[Data records]
####################
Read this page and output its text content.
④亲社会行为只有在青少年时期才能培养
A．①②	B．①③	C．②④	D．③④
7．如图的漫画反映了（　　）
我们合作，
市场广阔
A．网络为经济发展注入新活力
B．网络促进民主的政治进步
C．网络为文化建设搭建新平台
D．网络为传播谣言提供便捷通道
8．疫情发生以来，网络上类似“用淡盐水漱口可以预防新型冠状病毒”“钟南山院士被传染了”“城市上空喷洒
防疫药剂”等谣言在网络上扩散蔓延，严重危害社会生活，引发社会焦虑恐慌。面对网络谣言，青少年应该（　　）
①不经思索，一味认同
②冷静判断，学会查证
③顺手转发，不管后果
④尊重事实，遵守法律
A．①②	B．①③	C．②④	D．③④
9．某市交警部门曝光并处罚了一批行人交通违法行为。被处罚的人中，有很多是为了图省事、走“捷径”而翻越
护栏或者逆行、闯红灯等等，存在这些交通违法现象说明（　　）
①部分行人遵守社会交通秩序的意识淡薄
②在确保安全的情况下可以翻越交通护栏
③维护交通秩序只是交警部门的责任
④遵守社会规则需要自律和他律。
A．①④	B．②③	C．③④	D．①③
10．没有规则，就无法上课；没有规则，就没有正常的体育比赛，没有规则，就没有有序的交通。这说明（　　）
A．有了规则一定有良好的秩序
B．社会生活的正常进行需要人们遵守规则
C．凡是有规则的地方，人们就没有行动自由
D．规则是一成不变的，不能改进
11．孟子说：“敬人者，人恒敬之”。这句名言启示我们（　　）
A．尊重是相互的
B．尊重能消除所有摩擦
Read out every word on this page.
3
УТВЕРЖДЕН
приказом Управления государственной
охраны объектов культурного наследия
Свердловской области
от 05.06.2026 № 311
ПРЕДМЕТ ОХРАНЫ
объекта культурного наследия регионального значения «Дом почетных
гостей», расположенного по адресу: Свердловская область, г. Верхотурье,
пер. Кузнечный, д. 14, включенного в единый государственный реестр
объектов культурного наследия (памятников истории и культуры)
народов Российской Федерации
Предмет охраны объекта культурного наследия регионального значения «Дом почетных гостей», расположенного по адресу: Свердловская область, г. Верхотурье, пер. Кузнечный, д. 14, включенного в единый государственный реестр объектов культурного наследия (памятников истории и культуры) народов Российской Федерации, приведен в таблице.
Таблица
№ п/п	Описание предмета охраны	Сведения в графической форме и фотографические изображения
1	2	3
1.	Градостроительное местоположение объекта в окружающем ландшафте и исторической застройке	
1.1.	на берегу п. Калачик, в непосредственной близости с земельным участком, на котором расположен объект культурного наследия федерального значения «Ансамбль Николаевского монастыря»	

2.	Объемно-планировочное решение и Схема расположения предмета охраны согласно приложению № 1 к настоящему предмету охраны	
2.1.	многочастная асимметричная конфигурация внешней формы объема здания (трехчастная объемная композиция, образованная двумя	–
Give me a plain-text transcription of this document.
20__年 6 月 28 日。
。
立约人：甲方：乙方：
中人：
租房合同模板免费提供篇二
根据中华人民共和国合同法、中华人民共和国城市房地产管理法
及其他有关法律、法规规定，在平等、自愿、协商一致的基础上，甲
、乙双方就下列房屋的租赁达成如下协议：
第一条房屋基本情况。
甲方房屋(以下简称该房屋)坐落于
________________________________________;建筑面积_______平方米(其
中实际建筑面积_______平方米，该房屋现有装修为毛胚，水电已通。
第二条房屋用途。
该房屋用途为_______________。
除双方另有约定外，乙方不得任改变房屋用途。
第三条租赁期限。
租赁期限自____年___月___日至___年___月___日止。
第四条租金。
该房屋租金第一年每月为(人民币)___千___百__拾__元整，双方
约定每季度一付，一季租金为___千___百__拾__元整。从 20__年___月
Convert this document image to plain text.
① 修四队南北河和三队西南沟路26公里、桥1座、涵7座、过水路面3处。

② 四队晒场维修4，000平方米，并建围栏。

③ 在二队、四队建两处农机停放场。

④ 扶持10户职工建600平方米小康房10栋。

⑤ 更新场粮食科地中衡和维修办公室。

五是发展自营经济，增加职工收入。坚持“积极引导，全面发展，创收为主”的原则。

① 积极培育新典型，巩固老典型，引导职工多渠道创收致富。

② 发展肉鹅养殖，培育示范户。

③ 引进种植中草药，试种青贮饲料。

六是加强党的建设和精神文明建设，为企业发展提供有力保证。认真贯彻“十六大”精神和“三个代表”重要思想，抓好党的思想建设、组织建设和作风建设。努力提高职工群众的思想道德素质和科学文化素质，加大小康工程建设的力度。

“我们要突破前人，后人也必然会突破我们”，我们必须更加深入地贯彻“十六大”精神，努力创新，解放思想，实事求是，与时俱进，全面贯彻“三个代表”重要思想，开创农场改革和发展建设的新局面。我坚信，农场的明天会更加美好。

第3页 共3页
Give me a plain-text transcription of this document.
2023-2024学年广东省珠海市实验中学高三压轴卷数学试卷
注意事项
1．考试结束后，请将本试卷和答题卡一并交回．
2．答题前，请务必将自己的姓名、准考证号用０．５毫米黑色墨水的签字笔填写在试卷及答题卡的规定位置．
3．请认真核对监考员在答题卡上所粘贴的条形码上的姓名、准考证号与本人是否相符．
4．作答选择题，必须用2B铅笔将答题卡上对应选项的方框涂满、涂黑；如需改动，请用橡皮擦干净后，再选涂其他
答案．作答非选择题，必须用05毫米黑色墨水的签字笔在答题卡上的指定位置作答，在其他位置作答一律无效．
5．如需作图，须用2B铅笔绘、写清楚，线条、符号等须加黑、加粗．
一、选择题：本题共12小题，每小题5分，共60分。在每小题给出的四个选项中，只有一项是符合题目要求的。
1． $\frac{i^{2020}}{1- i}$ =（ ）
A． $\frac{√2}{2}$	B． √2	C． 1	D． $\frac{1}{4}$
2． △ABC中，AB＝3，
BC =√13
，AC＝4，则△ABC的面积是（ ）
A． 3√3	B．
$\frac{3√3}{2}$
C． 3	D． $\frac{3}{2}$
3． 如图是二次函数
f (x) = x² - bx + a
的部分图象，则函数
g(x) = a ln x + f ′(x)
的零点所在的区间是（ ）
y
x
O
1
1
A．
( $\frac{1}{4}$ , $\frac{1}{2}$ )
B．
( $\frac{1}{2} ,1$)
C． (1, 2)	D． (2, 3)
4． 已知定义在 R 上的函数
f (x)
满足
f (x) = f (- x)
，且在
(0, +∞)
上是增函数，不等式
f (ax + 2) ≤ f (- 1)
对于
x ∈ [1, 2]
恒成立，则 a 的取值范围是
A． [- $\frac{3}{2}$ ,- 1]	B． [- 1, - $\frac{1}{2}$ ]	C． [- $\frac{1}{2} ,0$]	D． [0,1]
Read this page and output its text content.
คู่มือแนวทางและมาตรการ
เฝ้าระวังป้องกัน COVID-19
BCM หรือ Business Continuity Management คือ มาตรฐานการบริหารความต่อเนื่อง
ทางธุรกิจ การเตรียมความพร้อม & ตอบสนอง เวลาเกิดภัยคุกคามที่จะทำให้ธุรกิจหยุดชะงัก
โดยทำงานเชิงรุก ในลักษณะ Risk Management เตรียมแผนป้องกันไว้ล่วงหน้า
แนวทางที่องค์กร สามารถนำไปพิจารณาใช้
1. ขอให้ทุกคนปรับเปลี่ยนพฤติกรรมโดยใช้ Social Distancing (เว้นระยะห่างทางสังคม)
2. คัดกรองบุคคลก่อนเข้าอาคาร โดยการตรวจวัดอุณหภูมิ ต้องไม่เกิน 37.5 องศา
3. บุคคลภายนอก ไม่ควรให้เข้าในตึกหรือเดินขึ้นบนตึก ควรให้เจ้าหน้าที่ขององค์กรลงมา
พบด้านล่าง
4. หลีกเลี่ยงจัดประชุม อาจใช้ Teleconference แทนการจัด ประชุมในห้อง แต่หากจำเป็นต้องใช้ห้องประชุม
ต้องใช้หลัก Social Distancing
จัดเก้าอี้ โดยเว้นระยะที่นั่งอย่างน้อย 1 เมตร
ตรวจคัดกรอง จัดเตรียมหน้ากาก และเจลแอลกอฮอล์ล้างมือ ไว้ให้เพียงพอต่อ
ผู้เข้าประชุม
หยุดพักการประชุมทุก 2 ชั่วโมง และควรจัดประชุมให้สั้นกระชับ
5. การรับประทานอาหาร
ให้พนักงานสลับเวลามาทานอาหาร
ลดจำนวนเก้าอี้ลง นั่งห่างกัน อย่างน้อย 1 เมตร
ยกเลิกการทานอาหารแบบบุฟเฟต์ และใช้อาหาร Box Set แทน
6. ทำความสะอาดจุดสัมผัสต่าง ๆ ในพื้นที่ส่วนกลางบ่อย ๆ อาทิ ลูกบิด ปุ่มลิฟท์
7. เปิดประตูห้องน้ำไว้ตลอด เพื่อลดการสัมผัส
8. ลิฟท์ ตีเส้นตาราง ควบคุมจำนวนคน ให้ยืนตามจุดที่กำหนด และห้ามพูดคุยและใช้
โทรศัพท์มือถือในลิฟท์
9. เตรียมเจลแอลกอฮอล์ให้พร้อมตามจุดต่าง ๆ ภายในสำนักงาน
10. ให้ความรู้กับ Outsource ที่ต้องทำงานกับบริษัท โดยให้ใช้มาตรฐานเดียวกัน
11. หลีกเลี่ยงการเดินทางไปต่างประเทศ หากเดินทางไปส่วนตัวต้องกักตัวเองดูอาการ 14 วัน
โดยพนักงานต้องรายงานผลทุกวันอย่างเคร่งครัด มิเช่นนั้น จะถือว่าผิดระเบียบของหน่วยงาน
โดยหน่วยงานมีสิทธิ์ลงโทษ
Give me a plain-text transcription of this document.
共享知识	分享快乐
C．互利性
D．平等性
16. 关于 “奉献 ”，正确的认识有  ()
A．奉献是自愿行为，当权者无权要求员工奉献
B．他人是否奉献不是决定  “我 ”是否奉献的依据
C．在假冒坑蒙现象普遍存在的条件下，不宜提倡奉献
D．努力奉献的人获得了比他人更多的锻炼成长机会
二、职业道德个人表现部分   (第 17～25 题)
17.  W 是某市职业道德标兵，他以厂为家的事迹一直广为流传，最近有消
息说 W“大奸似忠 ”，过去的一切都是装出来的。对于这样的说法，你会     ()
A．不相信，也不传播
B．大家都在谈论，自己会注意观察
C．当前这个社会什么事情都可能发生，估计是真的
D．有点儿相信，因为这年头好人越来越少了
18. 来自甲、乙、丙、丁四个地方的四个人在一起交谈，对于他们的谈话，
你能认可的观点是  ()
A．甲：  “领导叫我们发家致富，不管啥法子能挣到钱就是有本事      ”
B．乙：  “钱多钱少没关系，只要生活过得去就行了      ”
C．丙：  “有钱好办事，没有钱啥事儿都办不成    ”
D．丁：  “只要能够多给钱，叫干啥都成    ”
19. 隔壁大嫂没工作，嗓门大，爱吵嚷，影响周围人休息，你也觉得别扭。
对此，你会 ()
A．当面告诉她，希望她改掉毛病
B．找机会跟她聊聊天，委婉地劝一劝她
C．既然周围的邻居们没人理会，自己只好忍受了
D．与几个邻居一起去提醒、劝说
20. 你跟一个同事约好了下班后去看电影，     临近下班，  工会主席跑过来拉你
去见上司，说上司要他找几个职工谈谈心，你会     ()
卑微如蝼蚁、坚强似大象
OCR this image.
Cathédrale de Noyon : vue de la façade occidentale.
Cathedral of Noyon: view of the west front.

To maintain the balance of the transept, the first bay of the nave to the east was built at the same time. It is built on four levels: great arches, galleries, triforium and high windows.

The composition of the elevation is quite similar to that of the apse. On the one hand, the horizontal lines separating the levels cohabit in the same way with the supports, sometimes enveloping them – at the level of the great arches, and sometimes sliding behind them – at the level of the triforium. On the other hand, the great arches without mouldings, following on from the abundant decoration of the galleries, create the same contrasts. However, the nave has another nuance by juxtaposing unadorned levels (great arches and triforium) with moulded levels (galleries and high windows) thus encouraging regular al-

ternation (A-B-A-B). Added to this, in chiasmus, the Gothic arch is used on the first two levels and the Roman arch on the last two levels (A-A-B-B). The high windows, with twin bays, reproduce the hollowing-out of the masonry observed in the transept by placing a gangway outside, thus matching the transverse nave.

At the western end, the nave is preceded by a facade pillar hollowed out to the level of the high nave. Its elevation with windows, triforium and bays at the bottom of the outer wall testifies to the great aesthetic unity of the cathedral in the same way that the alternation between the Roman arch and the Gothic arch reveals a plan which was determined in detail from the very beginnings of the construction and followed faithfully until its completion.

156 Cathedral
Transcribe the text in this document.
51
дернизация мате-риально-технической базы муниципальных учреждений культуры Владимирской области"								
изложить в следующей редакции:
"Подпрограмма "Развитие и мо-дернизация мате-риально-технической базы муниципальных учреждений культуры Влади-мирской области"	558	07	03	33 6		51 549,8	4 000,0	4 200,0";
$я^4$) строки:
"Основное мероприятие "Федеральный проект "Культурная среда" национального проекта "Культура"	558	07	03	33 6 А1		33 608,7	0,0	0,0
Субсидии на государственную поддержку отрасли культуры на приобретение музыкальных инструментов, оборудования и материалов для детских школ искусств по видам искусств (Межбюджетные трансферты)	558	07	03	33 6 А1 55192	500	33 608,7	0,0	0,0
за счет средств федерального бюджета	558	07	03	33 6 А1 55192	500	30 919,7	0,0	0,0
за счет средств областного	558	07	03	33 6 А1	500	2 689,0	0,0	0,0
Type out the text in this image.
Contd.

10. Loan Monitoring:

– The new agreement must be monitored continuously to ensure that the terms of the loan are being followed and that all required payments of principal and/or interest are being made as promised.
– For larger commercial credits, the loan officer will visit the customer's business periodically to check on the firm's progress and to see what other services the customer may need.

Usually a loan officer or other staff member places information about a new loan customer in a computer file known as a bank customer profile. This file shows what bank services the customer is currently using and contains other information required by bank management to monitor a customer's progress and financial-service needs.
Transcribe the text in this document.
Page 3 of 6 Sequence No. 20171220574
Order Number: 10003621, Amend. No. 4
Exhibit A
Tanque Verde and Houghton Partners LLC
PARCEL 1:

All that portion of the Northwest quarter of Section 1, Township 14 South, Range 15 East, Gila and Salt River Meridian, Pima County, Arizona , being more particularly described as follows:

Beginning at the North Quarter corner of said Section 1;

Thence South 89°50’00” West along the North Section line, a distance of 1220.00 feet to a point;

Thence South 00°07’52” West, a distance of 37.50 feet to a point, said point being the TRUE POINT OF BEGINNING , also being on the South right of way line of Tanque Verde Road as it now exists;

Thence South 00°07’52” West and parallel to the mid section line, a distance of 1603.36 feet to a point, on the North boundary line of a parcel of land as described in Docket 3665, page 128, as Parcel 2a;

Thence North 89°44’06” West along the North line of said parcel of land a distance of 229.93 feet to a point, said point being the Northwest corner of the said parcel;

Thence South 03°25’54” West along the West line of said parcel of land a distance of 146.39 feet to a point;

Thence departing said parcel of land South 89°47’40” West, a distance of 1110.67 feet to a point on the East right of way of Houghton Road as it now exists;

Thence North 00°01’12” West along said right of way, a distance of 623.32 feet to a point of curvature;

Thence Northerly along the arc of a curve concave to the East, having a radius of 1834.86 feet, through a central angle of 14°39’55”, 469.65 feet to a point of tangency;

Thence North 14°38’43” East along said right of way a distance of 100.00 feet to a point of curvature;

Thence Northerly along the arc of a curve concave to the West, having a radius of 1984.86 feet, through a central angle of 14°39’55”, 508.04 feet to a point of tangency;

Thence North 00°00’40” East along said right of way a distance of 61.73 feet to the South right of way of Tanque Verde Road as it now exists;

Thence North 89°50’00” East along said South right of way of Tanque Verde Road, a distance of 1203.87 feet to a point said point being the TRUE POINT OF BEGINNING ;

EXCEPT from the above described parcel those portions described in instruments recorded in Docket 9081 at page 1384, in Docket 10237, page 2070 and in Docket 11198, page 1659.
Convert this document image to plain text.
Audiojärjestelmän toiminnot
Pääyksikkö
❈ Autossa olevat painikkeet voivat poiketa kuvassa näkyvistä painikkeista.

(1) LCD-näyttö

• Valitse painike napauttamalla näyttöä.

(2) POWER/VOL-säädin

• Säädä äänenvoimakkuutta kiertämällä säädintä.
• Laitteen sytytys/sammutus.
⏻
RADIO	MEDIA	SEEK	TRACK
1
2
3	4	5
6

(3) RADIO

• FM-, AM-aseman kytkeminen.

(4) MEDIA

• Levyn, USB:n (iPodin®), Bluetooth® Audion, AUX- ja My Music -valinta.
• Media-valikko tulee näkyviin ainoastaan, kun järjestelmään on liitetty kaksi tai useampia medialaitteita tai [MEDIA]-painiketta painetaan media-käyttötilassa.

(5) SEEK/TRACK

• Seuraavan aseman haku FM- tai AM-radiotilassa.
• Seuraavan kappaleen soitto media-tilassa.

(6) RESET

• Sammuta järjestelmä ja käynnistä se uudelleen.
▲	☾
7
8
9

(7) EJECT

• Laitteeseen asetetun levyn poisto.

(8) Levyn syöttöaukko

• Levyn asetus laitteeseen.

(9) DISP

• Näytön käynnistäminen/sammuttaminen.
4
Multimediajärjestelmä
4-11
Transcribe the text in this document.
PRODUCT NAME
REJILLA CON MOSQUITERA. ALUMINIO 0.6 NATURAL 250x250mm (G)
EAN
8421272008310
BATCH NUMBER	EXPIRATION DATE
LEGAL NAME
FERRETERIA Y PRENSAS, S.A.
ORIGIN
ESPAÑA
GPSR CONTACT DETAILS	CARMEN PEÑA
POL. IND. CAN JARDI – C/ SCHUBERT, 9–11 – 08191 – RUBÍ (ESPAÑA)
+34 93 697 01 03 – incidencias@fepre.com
####################
= DIRECTIONS =
Take every line from the data that contains the word "технической".

= EXERCISE RESPONSE =
дернизация мате-риально-технической базы муниципальных учреждений культуры Владимирской области"								
"Подпрограмма "Развитие и мо-дернизация мате-риально-технической базы муниципальных учреждений культуры Влади-мирской области"	558	07	03	33 6		51 549,8	4 000,0	4 200,0";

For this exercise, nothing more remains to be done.